作業指示:
A: 熊本地震の日を記した文章から、日付以外で算用数字を含む数量表現をすべて抜き出してください。
B: 熊本地震の日を記した文章を、最後の文の後から書き継いでください。

2016年4月21日木曜日

熊本地震発生の日

熊本地震が発生した日は、何か異常を感じた日であった。
 まず、数日前から風呂の排水が悪くなっていた。
その原因を探っていたところ、玄関で妻の叫び声を聞いた。
 何事かと表に出てみるとなんと数十匹の毛虫が、落下傘部隊のように糸にぶら下がっている。
その糸は、立木の葉の間から垂れ下がっており少し木をゆすると次から次と垂れさがってくる。
これは、木の枝葉をすべて切り取る以外に方法はないと考え、2時間ばかりかけて全てゴミ袋に収納した頃はもうあたりはうす暗かった。
 その夜テレビで熊本地震を知った。
活断層の地震なので被害は局地的でやがて治まるだろうと思っていた。翌日は、熊本の知人と連絡を取ろうとしたが、取れなく、ただ住所で震源地との位置関係を確認し、多分命には、別状はないと判断した。数日後連絡が付き、推測どうりの無事が確認された。

 翌日は、排水問題の解決に集中、配管の図面を探しだし、現地で、排水状況を観察問題が汚水管の一部の詰りであるとの結論に達した。
 翌日、ホームセンターへゆき、5mのメッセンジャーを1080円で購入。詰り解消作業を行う。
 しかし、何度試してもうまくゆかない。最悪コンクリートに穴をあけ、古い排水舛を探し出す
抜本対策が、必要かもと思い立ち知り合いの業者に連絡を入れた。
 たまたま、翌日にすぐ来てくれることになり、調査したてもらったが、やはりプロでも解決できない
くらい詰まっていて、コンクリートをハツつって排水舛を掘り出した。

なんと排水舛の中で油が石化して、固まっているではないか、その量は殆ど舛の半分にも及び排水口を塞いでいた。それを取り出し、清掃してようやく問題が解決した。

データ一覧:

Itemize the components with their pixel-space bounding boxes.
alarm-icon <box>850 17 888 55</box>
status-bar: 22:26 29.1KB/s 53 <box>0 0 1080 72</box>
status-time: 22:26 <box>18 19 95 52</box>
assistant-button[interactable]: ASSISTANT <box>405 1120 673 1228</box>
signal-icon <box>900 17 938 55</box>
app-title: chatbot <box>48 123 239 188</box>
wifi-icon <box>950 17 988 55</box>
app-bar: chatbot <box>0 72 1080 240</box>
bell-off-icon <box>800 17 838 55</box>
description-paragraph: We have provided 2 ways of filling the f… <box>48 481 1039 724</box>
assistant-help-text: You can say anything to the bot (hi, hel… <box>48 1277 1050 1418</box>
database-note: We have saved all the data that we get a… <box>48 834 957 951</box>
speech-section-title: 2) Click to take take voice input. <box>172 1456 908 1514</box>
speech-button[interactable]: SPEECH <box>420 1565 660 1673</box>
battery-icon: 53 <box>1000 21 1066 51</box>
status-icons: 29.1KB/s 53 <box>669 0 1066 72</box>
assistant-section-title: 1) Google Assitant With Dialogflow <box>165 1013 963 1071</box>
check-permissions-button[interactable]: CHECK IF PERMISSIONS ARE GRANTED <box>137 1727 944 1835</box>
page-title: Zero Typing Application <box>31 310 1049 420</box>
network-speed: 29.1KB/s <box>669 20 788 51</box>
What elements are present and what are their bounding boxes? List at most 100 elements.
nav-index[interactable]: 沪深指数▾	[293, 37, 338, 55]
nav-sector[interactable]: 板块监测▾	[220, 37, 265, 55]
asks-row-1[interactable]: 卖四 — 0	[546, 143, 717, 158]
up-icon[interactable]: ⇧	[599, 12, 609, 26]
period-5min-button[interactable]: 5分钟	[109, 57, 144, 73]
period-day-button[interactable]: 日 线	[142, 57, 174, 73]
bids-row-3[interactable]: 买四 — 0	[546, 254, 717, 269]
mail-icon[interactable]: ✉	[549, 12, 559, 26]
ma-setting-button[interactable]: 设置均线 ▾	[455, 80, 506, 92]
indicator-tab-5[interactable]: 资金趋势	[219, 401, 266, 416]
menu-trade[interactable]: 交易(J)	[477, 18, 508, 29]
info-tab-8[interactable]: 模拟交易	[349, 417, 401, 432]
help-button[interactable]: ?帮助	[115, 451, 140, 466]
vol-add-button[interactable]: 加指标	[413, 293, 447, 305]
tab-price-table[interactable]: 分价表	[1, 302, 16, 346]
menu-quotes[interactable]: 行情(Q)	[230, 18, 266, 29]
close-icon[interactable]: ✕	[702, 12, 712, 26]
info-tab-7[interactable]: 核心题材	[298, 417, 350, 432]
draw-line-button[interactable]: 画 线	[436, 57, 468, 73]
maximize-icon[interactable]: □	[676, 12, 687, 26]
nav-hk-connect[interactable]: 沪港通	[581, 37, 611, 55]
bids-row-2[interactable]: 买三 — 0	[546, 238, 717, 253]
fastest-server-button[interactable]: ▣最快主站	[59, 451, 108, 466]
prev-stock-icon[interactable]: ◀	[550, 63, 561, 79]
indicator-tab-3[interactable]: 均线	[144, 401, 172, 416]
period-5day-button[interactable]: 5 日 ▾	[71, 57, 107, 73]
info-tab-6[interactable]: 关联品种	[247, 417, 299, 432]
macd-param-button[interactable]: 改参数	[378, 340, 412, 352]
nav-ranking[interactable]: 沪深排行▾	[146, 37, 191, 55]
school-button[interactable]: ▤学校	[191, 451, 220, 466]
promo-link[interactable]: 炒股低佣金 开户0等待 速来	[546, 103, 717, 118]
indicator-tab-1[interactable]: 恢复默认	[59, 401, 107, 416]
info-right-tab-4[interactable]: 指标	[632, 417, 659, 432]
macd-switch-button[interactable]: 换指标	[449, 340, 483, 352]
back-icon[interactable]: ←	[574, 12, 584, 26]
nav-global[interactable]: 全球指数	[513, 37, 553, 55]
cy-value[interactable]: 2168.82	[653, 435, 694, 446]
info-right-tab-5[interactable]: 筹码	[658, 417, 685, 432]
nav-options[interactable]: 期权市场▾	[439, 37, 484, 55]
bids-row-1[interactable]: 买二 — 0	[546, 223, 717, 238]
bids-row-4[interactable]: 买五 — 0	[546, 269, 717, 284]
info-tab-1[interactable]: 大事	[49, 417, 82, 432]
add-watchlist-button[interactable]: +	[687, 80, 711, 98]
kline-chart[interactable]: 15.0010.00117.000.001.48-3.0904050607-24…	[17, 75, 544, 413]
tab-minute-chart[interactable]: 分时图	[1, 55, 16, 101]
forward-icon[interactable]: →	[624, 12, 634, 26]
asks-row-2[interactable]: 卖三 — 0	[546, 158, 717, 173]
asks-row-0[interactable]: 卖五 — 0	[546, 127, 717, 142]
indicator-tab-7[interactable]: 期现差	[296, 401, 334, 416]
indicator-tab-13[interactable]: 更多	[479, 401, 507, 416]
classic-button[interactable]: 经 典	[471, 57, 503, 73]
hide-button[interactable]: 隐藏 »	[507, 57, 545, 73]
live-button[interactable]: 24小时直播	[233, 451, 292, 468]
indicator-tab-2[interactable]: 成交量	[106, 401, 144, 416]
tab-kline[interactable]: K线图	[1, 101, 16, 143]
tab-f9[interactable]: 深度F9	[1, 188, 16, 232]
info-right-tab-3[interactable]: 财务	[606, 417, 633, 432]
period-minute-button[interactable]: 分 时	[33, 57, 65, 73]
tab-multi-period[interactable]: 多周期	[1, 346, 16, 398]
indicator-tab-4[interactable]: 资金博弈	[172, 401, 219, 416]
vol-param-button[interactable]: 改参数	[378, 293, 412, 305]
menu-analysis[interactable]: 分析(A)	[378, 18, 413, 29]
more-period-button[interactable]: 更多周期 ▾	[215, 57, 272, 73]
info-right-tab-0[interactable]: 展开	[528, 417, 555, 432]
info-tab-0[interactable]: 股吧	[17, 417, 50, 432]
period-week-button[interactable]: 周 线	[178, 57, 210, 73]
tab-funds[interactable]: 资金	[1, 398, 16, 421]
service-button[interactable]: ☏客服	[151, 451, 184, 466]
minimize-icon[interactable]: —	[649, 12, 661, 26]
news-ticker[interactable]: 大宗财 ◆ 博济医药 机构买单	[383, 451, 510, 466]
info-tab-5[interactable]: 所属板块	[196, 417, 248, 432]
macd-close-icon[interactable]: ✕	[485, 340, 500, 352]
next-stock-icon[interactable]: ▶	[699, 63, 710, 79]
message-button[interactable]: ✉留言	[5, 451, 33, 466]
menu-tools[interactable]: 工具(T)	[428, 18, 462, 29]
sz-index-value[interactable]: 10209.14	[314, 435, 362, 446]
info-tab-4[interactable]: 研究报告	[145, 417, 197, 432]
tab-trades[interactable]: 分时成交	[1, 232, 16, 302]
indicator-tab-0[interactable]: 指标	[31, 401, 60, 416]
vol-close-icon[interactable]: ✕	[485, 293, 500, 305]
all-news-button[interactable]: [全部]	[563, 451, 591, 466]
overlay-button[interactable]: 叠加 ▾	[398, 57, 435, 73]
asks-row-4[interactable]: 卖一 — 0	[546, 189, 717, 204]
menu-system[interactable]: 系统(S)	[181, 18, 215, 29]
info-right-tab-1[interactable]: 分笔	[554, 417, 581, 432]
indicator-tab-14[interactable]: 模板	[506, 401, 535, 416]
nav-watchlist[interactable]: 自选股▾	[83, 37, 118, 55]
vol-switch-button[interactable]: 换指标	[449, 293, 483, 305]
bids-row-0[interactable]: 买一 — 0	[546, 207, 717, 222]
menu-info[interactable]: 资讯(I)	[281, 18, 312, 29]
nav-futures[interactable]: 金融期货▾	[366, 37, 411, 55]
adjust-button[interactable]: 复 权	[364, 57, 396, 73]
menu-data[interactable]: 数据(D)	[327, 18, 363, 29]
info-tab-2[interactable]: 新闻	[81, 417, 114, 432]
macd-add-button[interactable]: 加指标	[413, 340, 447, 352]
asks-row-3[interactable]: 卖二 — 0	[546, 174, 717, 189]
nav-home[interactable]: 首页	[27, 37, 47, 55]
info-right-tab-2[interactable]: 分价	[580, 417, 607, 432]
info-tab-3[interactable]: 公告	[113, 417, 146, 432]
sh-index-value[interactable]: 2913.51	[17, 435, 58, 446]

各作業の回答:
A: 2時間、5m、1080円

B:
そういえば、十数年前、舛の蓋の上をコンクリートで覆うという誤った行動をした。そのツケがこの結果である。悪いことは出来ない。
 それにしても想定外の事態であった。


2016年4月7日木曜日

米内光政」ー日本海軍の良識―について


古書展で見つけ一か月ばかりかけて読んだ本に阿川弘之の「米内光政」(新潮文庫昭和57年発行)がある。戦後70年を機に、日本は何故あの戦争に突入したのかが話題になったとき、当時の軍部とりわけ海軍の責任について議論になったことがあり、その時、戦争責任を軍部と一くぐりに論じて真実は見えてこないのではないかという疑問を覚えた。こんな時あの戦争の終結に注力した海軍出の海相米内光政の生涯を描いた「米内光政」と出会った。阿川弘之が海軍出の作家であり、膨大な取材と資料に基づき、淡々書き進められたこの本は米内光政の日常生活とその彼と戦争とのかかわりが気負うことなく記述されている。
あの「坂の上の雲」に出てくる日露戦争の日本海海戦で、ロシアのバルチック艦隊を壊滅させた古武士の風格を持つ日本海軍が、無謀な日米開戦に何故突入せざるを得なかったのか、それは、軍部が愚かであったとの一言では済まされない事態があったに違いない。その理由が知りたかった。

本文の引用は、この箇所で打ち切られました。